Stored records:
--------------------------------------------------
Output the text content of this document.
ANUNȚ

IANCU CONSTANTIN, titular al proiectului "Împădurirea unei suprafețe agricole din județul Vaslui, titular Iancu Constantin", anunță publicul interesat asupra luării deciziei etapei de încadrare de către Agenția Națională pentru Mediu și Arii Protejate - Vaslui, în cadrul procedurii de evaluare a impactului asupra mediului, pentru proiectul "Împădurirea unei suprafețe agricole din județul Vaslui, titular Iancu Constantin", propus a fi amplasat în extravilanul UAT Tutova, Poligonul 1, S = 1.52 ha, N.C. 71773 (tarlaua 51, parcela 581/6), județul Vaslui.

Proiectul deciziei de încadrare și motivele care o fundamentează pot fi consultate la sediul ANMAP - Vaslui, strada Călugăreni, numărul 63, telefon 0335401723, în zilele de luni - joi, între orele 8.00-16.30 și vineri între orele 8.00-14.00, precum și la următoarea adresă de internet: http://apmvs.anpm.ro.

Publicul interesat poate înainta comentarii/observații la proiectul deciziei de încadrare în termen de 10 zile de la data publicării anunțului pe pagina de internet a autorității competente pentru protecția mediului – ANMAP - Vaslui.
--------------------------------------------------
• What is asked
Return each entry from the material above exactly as it appears.

• Result for this task
Output the text content of this document.
ANUNȚ

IANCU CONSTANTIN, titular al proiectului "Împădurirea unei suprafețe agricole din județul Vaslui, titular Iancu Constantin", anunță publicul interesat asupra luării deciziei etapei de încadrare de către Agenția Națională pentru Mediu și Arii Protejate - Vaslui, în cadrul procedurii de evaluare a impactului asupra mediului, pentru proiectul "Împădurirea unei suprafețe agricole din județul Vaslui, titular Iancu Constantin", propus a fi amplasat în extravilanul UAT Tutova, Poligonul 1, S = 1.52 ha, N.C. 71773 (tarlaua 51, parcela 581/6), județul Vaslui.

Proiectul deciziei de încadrare și motivele care o fundamentează pot fi consultate la sediul ANMAP - Vaslui, strada Călugăreni, numărul 63, telefon 0335401723, în zilele de luni - joi, între orele 8.00-16.30 și vineri între orele 8.00-14.00, precum și la următoarea adresă de internet: http://apmvs.anpm.ro.

Publicul interesat poate înainta comentarii/observații la proiectul deciziei de încadrare în termen de 10 zile de la data publicării anunțului pe pagina de internet a autorității competente pentru protecția mediului – ANMAP - Vaslui.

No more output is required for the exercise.